# WHAT NEEDS TO BE DONE:
Where a line contains the word "国债收益率", copy that line in full.

** START **

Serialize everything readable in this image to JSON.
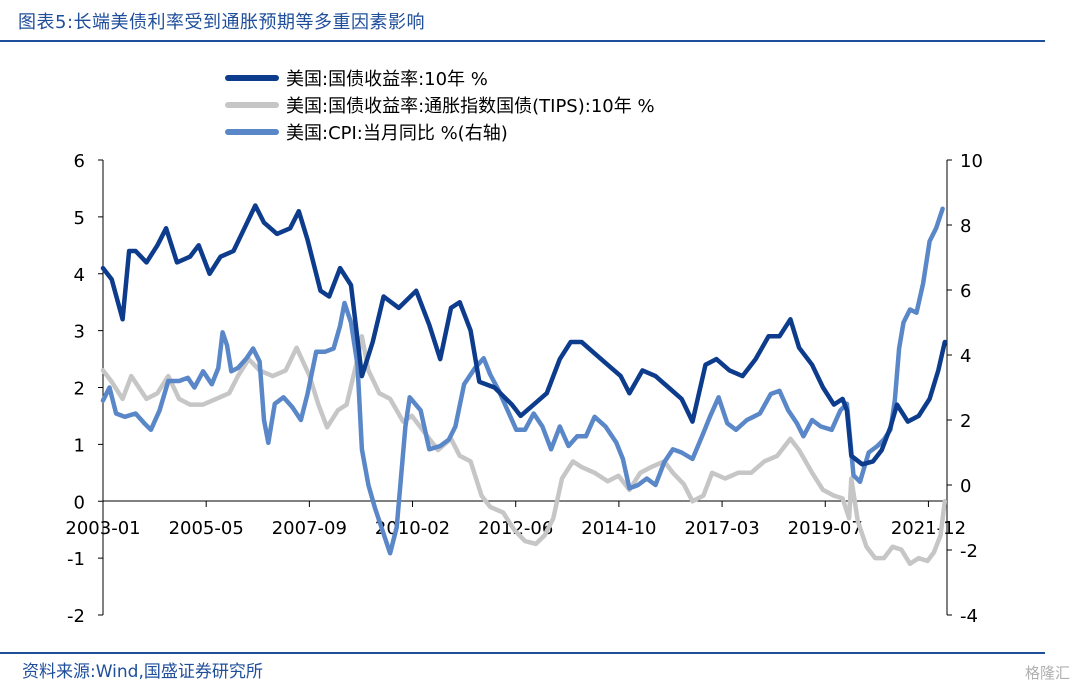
{
  "title": "图表5:长端美债利率受到通胀预期等多重因素影响",
  "source": "资料来源:Wind,国盛证券研究所",
  "watermark": "格隆汇",
  "chart_data": {
    "type": "line",
    "x_tick_labels": [
      "2003-01",
      "2005-05",
      "2007-09",
      "2010-02",
      "2012-06",
      "2014-10",
      "2017-03",
      "2019-07",
      "2021-12"
    ],
    "x_range": [
      2003.0,
      2022.4
    ],
    "left_axis": {
      "ticks": [
        "6",
        "5",
        "4",
        "3",
        "2",
        "1",
        "0",
        "-1",
        "-2"
      ],
      "range": [
        -2,
        6
      ]
    },
    "right_axis": {
      "ticks": [
        "10",
        "8",
        "6",
        "4",
        "2",
        "0",
        "-2",
        "-4"
      ],
      "range": [
        -4,
        10
      ]
    },
    "series": [
      {
        "name": "美国:国债收益率:10年 %",
        "axis": "left",
        "color": "#0d3c8c",
        "points": [
          [
            2003.0,
            4.1
          ],
          [
            2003.2,
            3.9
          ],
          [
            2003.45,
            3.2
          ],
          [
            2003.6,
            4.4
          ],
          [
            2003.75,
            4.4
          ],
          [
            2004.0,
            4.2
          ],
          [
            2004.25,
            4.5
          ],
          [
            2004.45,
            4.8
          ],
          [
            2004.7,
            4.2
          ],
          [
            2005.0,
            4.3
          ],
          [
            2005.2,
            4.5
          ],
          [
            2005.45,
            4.0
          ],
          [
            2005.7,
            4.3
          ],
          [
            2006.0,
            4.4
          ],
          [
            2006.25,
            4.8
          ],
          [
            2006.5,
            5.2
          ],
          [
            2006.7,
            4.9
          ],
          [
            2007.0,
            4.7
          ],
          [
            2007.3,
            4.8
          ],
          [
            2007.5,
            5.1
          ],
          [
            2007.7,
            4.6
          ],
          [
            2008.0,
            3.7
          ],
          [
            2008.2,
            3.6
          ],
          [
            2008.45,
            4.1
          ],
          [
            2008.7,
            3.8
          ],
          [
            2008.95,
            2.2
          ],
          [
            2009.2,
            2.8
          ],
          [
            2009.45,
            3.6
          ],
          [
            2009.8,
            3.4
          ],
          [
            2010.2,
            3.7
          ],
          [
            2010.5,
            3.1
          ],
          [
            2010.75,
            2.5
          ],
          [
            2011.0,
            3.4
          ],
          [
            2011.2,
            3.5
          ],
          [
            2011.45,
            3.0
          ],
          [
            2011.65,
            2.1
          ],
          [
            2012.0,
            2.0
          ],
          [
            2012.4,
            1.7
          ],
          [
            2012.6,
            1.5
          ],
          [
            2012.9,
            1.7
          ],
          [
            2013.2,
            1.9
          ],
          [
            2013.5,
            2.5
          ],
          [
            2013.75,
            2.8
          ],
          [
            2014.0,
            2.8
          ],
          [
            2014.3,
            2.6
          ],
          [
            2014.6,
            2.4
          ],
          [
            2014.9,
            2.2
          ],
          [
            2015.1,
            1.9
          ],
          [
            2015.4,
            2.3
          ],
          [
            2015.7,
            2.2
          ],
          [
            2016.0,
            2.0
          ],
          [
            2016.3,
            1.8
          ],
          [
            2016.55,
            1.4
          ],
          [
            2016.85,
            2.4
          ],
          [
            2017.1,
            2.5
          ],
          [
            2017.4,
            2.3
          ],
          [
            2017.7,
            2.2
          ],
          [
            2018.0,
            2.5
          ],
          [
            2018.3,
            2.9
          ],
          [
            2018.55,
            2.9
          ],
          [
            2018.8,
            3.2
          ],
          [
            2019.0,
            2.7
          ],
          [
            2019.3,
            2.4
          ],
          [
            2019.55,
            2.0
          ],
          [
            2019.8,
            1.7
          ],
          [
            2020.0,
            1.8
          ],
          [
            2020.1,
            1.6
          ],
          [
            2020.2,
            0.8
          ],
          [
            2020.45,
            0.65
          ],
          [
            2020.7,
            0.7
          ],
          [
            2020.9,
            0.9
          ],
          [
            2021.1,
            1.3
          ],
          [
            2021.25,
            1.7
          ],
          [
            2021.5,
            1.4
          ],
          [
            2021.75,
            1.5
          ],
          [
            2022.0,
            1.8
          ],
          [
            2022.2,
            2.3
          ],
          [
            2022.35,
            2.8
          ]
        ]
      },
      {
        "name": "美国:国债收益率:通胀指数国债(TIPS):10年 %",
        "axis": "left",
        "color": "#c6c6c6",
        "points": [
          [
            2003.0,
            2.3
          ],
          [
            2003.2,
            2.1
          ],
          [
            2003.45,
            1.8
          ],
          [
            2003.65,
            2.2
          ],
          [
            2004.0,
            1.8
          ],
          [
            2004.25,
            1.9
          ],
          [
            2004.5,
            2.2
          ],
          [
            2004.75,
            1.8
          ],
          [
            2005.0,
            1.7
          ],
          [
            2005.3,
            1.7
          ],
          [
            2005.6,
            1.8
          ],
          [
            2005.9,
            1.9
          ],
          [
            2006.1,
            2.2
          ],
          [
            2006.35,
            2.5
          ],
          [
            2006.6,
            2.3
          ],
          [
            2006.9,
            2.2
          ],
          [
            2007.2,
            2.3
          ],
          [
            2007.45,
            2.7
          ],
          [
            2007.75,
            2.2
          ],
          [
            2007.95,
            1.7
          ],
          [
            2008.15,
            1.3
          ],
          [
            2008.4,
            1.6
          ],
          [
            2008.6,
            1.7
          ],
          [
            2008.85,
            2.5
          ],
          [
            2008.95,
            2.9
          ],
          [
            2009.1,
            2.3
          ],
          [
            2009.35,
            1.9
          ],
          [
            2009.6,
            1.8
          ],
          [
            2009.9,
            1.4
          ],
          [
            2010.1,
            1.5
          ],
          [
            2010.4,
            1.2
          ],
          [
            2010.7,
            0.9
          ],
          [
            2011.0,
            1.1
          ],
          [
            2011.2,
            0.8
          ],
          [
            2011.45,
            0.7
          ],
          [
            2011.7,
            0.1
          ],
          [
            2011.9,
            -0.1
          ],
          [
            2012.2,
            -0.2
          ],
          [
            2012.45,
            -0.5
          ],
          [
            2012.7,
            -0.7
          ],
          [
            2012.95,
            -0.75
          ],
          [
            2013.15,
            -0.6
          ],
          [
            2013.35,
            -0.3
          ],
          [
            2013.55,
            0.4
          ],
          [
            2013.8,
            0.7
          ],
          [
            2014.0,
            0.6
          ],
          [
            2014.3,
            0.5
          ],
          [
            2014.6,
            0.35
          ],
          [
            2014.85,
            0.45
          ],
          [
            2015.1,
            0.2
          ],
          [
            2015.35,
            0.5
          ],
          [
            2015.6,
            0.6
          ],
          [
            2015.9,
            0.7
          ],
          [
            2016.1,
            0.5
          ],
          [
            2016.35,
            0.3
          ],
          [
            2016.55,
            0.0
          ],
          [
            2016.8,
            0.1
          ],
          [
            2017.0,
            0.5
          ],
          [
            2017.3,
            0.4
          ],
          [
            2017.6,
            0.5
          ],
          [
            2017.9,
            0.5
          ],
          [
            2018.2,
            0.7
          ],
          [
            2018.5,
            0.8
          ],
          [
            2018.8,
            1.1
          ],
          [
            2019.0,
            0.9
          ],
          [
            2019.3,
            0.5
          ],
          [
            2019.55,
            0.2
          ],
          [
            2019.8,
            0.1
          ],
          [
            2020.0,
            0.05
          ],
          [
            2020.15,
            -0.3
          ],
          [
            2020.2,
            0.4
          ],
          [
            2020.35,
            -0.35
          ],
          [
            2020.55,
            -0.8
          ],
          [
            2020.75,
            -1.0
          ],
          [
            2020.95,
            -1.0
          ],
          [
            2021.15,
            -0.8
          ],
          [
            2021.35,
            -0.85
          ],
          [
            2021.55,
            -1.1
          ],
          [
            2021.75,
            -1.0
          ],
          [
            2021.95,
            -1.05
          ],
          [
            2022.1,
            -0.9
          ],
          [
            2022.25,
            -0.6
          ],
          [
            2022.35,
            0.0
          ]
        ]
      },
      {
        "name": "美国:CPI:当月同比 %(右轴)",
        "axis": "right",
        "color": "#5a87c8",
        "points": [
          [
            2003.0,
            2.6
          ],
          [
            2003.15,
            3.0
          ],
          [
            2003.3,
            2.2
          ],
          [
            2003.5,
            2.1
          ],
          [
            2003.75,
            2.2
          ],
          [
            2003.95,
            1.9
          ],
          [
            2004.1,
            1.7
          ],
          [
            2004.3,
            2.3
          ],
          [
            2004.5,
            3.2
          ],
          [
            2004.75,
            3.2
          ],
          [
            2004.95,
            3.3
          ],
          [
            2005.1,
            3.0
          ],
          [
            2005.3,
            3.5
          ],
          [
            2005.5,
            3.1
          ],
          [
            2005.65,
            3.6
          ],
          [
            2005.75,
            4.7
          ],
          [
            2005.85,
            4.3
          ],
          [
            2005.95,
            3.5
          ],
          [
            2006.1,
            3.6
          ],
          [
            2006.3,
            3.9
          ],
          [
            2006.45,
            4.2
          ],
          [
            2006.6,
            3.8
          ],
          [
            2006.7,
            2.0
          ],
          [
            2006.8,
            1.3
          ],
          [
            2006.95,
            2.5
          ],
          [
            2007.15,
            2.7
          ],
          [
            2007.35,
            2.4
          ],
          [
            2007.55,
            2.0
          ],
          [
            2007.7,
            2.8
          ],
          [
            2007.9,
            4.1
          ],
          [
            2008.1,
            4.1
          ],
          [
            2008.3,
            4.2
          ],
          [
            2008.45,
            4.9
          ],
          [
            2008.55,
            5.6
          ],
          [
            2008.7,
            5.0
          ],
          [
            2008.85,
            3.7
          ],
          [
            2008.95,
            1.1
          ],
          [
            2009.1,
            0.0
          ],
          [
            2009.25,
            -0.7
          ],
          [
            2009.45,
            -1.5
          ],
          [
            2009.6,
            -2.1
          ],
          [
            2009.75,
            -1.3
          ],
          [
            2009.95,
            1.8
          ],
          [
            2010.05,
            2.7
          ],
          [
            2010.3,
            2.3
          ],
          [
            2010.5,
            1.1
          ],
          [
            2010.75,
            1.2
          ],
          [
            2010.95,
            1.4
          ],
          [
            2011.1,
            1.8
          ],
          [
            2011.3,
            3.1
          ],
          [
            2011.55,
            3.6
          ],
          [
            2011.75,
            3.9
          ],
          [
            2011.9,
            3.4
          ],
          [
            2012.1,
            2.9
          ],
          [
            2012.3,
            2.3
          ],
          [
            2012.5,
            1.7
          ],
          [
            2012.7,
            1.7
          ],
          [
            2012.9,
            2.2
          ],
          [
            2013.1,
            1.8
          ],
          [
            2013.3,
            1.1
          ],
          [
            2013.5,
            1.8
          ],
          [
            2013.7,
            1.2
          ],
          [
            2013.9,
            1.5
          ],
          [
            2014.1,
            1.5
          ],
          [
            2014.3,
            2.1
          ],
          [
            2014.55,
            1.8
          ],
          [
            2014.8,
            1.3
          ],
          [
            2014.95,
            0.8
          ],
          [
            2015.1,
            -0.1
          ],
          [
            2015.3,
            0.0
          ],
          [
            2015.5,
            0.2
          ],
          [
            2015.7,
            0.0
          ],
          [
            2015.9,
            0.7
          ],
          [
            2016.1,
            1.1
          ],
          [
            2016.3,
            1.0
          ],
          [
            2016.55,
            0.8
          ],
          [
            2016.8,
            1.6
          ],
          [
            2016.95,
            2.1
          ],
          [
            2017.15,
            2.7
          ],
          [
            2017.35,
            1.9
          ],
          [
            2017.55,
            1.7
          ],
          [
            2017.8,
            2.0
          ],
          [
            2017.95,
            2.1
          ],
          [
            2018.1,
            2.2
          ],
          [
            2018.35,
            2.8
          ],
          [
            2018.55,
            2.9
          ],
          [
            2018.75,
            2.3
          ],
          [
            2018.95,
            1.9
          ],
          [
            2019.1,
            1.5
          ],
          [
            2019.3,
            2.0
          ],
          [
            2019.5,
            1.8
          ],
          [
            2019.75,
            1.7
          ],
          [
            2019.95,
            2.3
          ],
          [
            2020.1,
            2.5
          ],
          [
            2020.25,
            0.3
          ],
          [
            2020.4,
            0.1
          ],
          [
            2020.6,
            1.0
          ],
          [
            2020.8,
            1.2
          ],
          [
            2020.95,
            1.4
          ],
          [
            2021.1,
            1.7
          ],
          [
            2021.2,
            2.6
          ],
          [
            2021.3,
            4.2
          ],
          [
            2021.4,
            5.0
          ],
          [
            2021.55,
            5.4
          ],
          [
            2021.7,
            5.3
          ],
          [
            2021.85,
            6.2
          ],
          [
            2022.0,
            7.5
          ],
          [
            2022.15,
            7.9
          ],
          [
            2022.3,
            8.5
          ]
        ]
      }
    ]
  }
}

** END **

# OUTPUT OF THE TASK:
        "name": "美国:国债收益率:10年 %",
        "name": "美国:国债收益率:通胀指数国债(TIPS):10年 %",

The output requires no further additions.